- Written instruction
Tally the lines that hold the string "this", and reply with the count alone.

Items from a dataset:
┌────────

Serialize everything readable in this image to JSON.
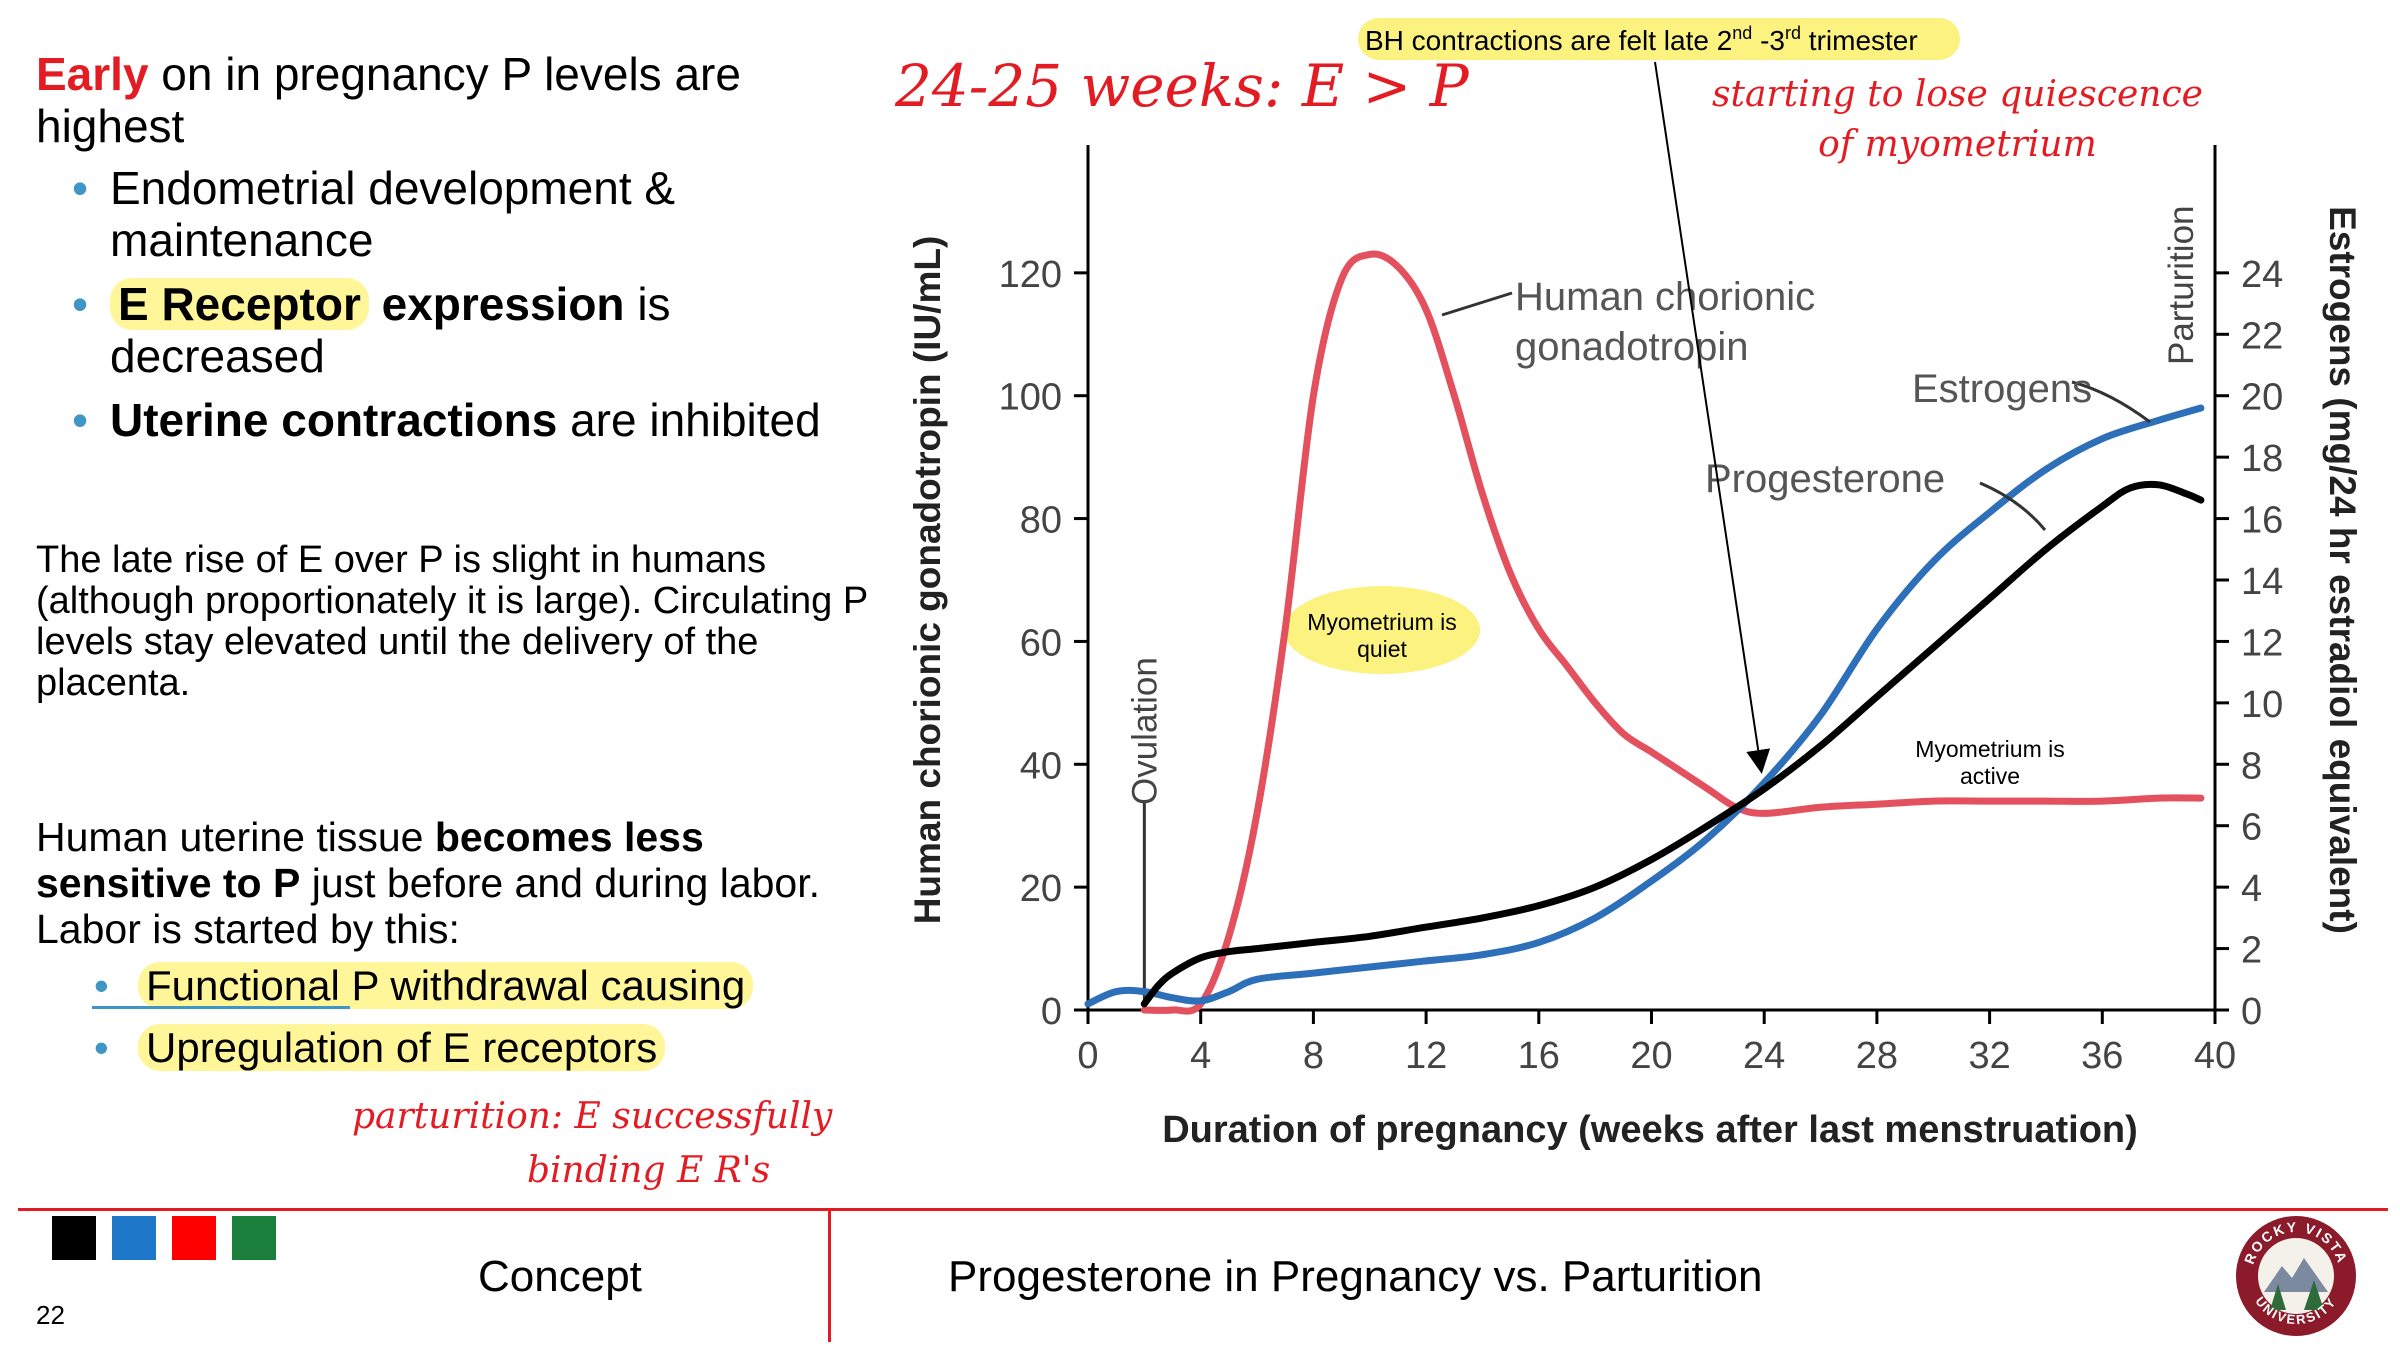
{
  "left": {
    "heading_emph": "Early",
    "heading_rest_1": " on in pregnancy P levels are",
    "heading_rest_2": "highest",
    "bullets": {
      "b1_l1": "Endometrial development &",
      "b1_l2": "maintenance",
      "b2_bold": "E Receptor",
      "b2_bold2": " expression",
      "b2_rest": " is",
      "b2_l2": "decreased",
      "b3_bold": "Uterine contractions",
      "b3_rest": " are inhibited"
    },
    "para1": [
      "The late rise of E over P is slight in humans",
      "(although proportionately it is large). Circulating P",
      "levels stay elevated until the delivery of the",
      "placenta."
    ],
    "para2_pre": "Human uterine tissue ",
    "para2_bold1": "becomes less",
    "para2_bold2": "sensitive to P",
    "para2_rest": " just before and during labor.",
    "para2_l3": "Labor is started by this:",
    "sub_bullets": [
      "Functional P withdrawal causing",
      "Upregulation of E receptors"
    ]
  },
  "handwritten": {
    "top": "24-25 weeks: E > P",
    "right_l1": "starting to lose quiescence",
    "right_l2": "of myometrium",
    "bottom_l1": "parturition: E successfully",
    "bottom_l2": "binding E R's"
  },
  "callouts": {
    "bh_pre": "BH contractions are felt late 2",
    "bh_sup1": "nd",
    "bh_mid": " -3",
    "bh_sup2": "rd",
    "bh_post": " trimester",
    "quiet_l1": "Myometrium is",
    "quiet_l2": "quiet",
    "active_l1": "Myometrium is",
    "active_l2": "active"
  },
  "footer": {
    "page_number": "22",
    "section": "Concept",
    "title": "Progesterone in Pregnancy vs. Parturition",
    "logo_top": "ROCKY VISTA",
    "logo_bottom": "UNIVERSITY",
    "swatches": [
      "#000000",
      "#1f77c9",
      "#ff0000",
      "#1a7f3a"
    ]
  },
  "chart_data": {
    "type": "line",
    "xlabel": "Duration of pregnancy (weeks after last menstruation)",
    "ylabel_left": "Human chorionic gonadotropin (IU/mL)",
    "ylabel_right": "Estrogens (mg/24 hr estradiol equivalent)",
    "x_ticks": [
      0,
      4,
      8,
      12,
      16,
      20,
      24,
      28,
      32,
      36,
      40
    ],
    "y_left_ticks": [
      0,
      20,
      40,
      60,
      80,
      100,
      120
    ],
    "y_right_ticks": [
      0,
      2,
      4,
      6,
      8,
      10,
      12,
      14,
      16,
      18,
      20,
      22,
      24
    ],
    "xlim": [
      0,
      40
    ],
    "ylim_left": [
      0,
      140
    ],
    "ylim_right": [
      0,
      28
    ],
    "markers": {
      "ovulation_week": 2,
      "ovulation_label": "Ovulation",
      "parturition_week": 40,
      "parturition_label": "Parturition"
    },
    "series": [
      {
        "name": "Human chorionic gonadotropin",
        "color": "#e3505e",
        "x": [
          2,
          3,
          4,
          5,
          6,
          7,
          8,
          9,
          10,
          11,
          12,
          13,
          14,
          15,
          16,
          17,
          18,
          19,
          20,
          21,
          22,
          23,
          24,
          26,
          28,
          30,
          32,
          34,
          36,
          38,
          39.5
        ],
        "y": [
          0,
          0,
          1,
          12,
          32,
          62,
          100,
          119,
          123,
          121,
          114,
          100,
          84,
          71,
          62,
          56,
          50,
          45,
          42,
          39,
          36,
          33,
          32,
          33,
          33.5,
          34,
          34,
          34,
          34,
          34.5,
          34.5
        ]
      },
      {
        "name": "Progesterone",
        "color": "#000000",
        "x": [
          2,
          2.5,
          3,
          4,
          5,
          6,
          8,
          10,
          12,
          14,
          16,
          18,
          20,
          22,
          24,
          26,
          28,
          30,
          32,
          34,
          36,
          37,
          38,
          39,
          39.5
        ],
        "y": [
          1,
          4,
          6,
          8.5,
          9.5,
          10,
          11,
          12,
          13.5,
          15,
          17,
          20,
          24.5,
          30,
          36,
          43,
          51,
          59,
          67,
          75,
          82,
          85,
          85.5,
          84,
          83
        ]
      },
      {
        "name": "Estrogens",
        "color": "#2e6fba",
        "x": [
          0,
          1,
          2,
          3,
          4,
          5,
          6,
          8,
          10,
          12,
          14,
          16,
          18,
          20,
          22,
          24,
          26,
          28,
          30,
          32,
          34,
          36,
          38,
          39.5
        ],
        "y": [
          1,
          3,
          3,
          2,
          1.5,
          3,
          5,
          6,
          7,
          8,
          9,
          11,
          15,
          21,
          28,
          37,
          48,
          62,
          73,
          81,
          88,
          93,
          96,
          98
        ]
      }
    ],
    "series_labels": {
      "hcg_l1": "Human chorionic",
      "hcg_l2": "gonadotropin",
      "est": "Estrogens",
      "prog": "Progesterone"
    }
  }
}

└────────
┌────────

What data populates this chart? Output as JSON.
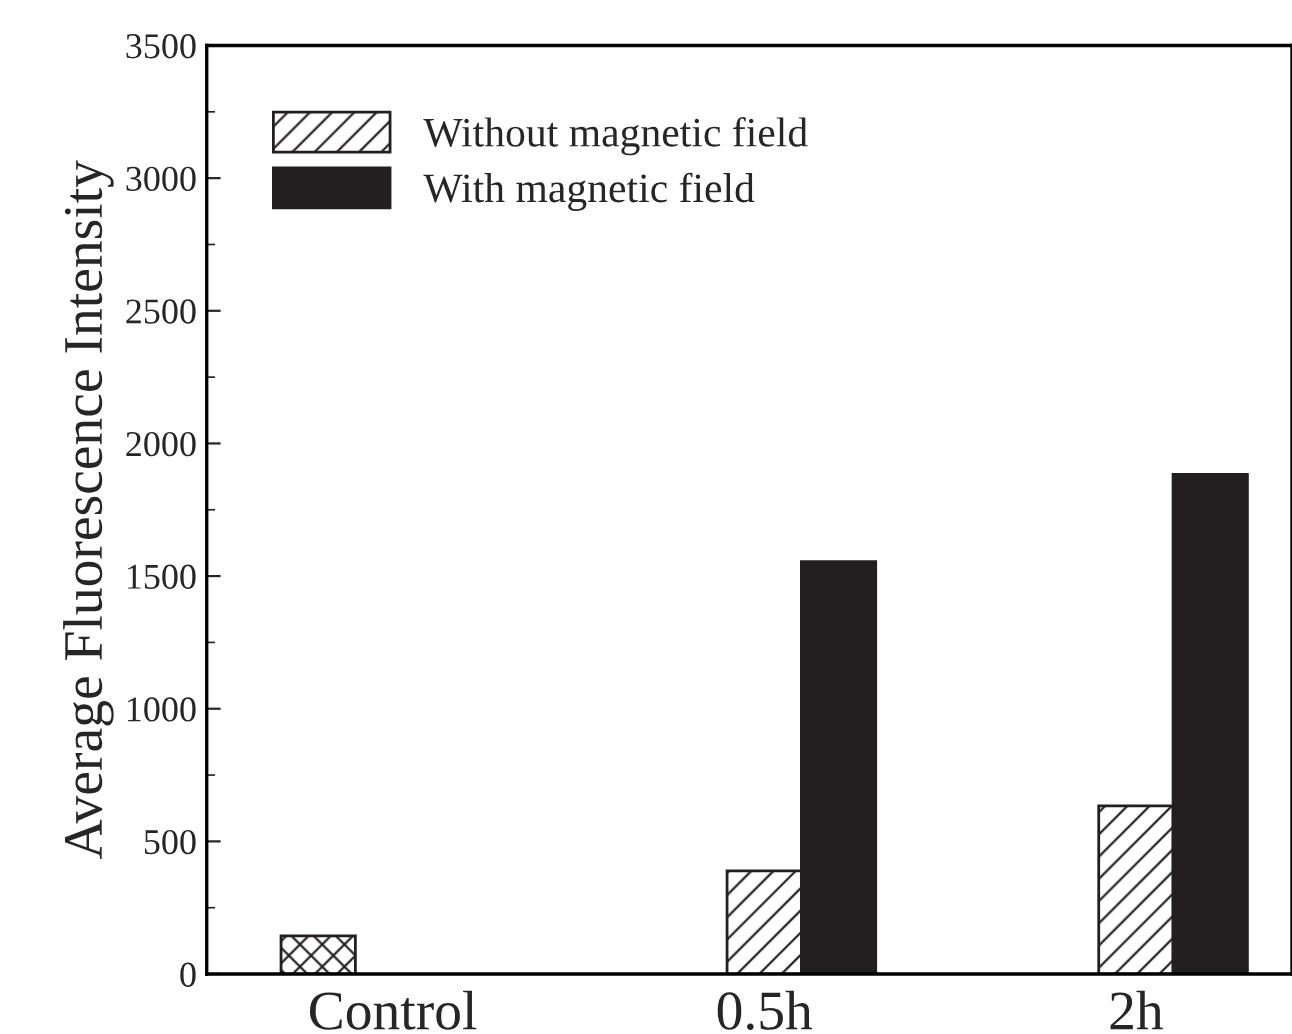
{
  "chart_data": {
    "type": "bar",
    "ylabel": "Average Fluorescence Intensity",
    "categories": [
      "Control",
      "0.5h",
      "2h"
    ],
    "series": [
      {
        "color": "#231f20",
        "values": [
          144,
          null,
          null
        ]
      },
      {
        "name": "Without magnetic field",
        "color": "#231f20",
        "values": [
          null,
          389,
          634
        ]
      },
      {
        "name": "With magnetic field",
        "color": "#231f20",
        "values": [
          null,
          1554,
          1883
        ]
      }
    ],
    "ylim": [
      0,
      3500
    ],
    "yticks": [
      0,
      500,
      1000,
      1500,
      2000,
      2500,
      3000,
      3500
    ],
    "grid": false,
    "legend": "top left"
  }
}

└────────
┌────────

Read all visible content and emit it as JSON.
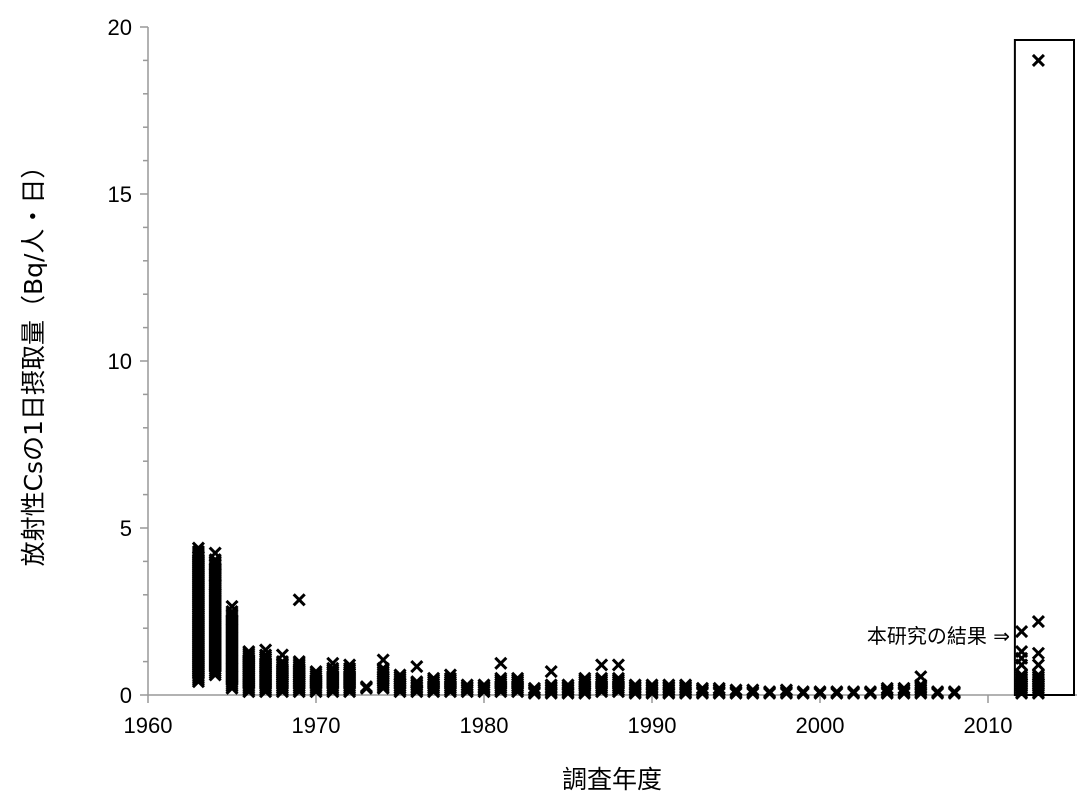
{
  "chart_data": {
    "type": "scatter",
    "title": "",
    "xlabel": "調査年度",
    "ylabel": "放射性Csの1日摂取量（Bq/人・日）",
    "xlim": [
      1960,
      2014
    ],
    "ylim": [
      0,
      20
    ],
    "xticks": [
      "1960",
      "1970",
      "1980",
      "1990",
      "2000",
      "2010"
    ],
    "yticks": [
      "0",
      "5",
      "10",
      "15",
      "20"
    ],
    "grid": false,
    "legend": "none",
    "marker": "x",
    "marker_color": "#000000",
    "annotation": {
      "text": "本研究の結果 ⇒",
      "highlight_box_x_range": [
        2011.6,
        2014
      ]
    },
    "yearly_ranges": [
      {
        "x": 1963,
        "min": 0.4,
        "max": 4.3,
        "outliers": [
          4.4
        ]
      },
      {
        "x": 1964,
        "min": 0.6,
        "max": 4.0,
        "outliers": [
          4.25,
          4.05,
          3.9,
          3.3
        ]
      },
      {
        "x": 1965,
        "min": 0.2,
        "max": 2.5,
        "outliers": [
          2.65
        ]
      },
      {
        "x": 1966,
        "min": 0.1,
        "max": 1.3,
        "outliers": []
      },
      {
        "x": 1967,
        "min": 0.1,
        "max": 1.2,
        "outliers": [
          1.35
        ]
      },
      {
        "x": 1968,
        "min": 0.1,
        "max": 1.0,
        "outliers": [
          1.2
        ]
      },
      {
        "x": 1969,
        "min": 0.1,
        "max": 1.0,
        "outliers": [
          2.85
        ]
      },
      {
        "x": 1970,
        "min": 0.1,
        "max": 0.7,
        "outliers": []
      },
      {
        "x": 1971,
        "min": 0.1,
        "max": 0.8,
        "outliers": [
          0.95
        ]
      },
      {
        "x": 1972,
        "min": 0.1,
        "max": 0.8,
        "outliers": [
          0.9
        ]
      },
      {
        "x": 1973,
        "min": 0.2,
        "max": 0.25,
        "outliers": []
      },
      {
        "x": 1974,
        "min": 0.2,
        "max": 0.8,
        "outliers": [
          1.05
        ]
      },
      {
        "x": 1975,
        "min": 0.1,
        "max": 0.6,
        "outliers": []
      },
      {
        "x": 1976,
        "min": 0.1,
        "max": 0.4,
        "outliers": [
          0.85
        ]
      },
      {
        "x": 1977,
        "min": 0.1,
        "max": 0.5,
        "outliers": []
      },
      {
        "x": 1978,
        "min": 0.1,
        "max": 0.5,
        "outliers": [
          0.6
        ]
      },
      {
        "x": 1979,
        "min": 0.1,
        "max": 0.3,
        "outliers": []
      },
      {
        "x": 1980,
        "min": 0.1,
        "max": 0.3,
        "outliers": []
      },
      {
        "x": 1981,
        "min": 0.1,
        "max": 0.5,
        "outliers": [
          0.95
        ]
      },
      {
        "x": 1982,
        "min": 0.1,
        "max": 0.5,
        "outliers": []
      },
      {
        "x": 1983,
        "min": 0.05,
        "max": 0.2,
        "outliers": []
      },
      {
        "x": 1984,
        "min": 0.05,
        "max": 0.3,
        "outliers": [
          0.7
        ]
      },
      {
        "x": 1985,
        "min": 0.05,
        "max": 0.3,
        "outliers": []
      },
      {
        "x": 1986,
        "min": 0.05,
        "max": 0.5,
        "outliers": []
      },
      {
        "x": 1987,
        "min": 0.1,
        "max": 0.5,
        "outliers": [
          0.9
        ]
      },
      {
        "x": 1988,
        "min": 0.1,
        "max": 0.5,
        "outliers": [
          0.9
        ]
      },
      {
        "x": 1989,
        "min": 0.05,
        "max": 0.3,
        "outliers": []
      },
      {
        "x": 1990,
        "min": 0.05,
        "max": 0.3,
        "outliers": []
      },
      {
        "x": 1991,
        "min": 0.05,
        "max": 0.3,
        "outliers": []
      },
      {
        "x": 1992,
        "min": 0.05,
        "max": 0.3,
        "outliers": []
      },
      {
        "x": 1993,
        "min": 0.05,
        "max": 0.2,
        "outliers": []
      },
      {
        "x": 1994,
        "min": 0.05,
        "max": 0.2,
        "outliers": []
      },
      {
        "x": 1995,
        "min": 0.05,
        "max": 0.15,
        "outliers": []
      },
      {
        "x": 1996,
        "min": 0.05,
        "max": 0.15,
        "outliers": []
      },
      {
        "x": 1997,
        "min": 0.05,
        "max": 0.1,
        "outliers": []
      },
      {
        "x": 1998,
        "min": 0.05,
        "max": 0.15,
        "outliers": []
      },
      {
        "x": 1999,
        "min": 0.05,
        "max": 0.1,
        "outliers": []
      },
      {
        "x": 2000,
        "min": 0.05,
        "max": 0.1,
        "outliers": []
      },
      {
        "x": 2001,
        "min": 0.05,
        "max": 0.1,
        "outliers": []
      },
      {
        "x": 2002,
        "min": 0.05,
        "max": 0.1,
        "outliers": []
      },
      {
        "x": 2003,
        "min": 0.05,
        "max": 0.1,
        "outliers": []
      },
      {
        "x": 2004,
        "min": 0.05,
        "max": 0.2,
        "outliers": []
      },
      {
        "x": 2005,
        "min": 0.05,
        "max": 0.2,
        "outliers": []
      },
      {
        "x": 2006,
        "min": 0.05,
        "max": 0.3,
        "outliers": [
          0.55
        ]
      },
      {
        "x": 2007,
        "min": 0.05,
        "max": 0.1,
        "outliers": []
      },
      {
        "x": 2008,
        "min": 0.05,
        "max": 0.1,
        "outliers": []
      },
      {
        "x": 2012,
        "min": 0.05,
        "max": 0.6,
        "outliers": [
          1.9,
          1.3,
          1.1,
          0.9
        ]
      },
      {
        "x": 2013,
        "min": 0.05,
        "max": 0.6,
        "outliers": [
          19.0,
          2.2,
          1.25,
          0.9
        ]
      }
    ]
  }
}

└────────

- Correct result
3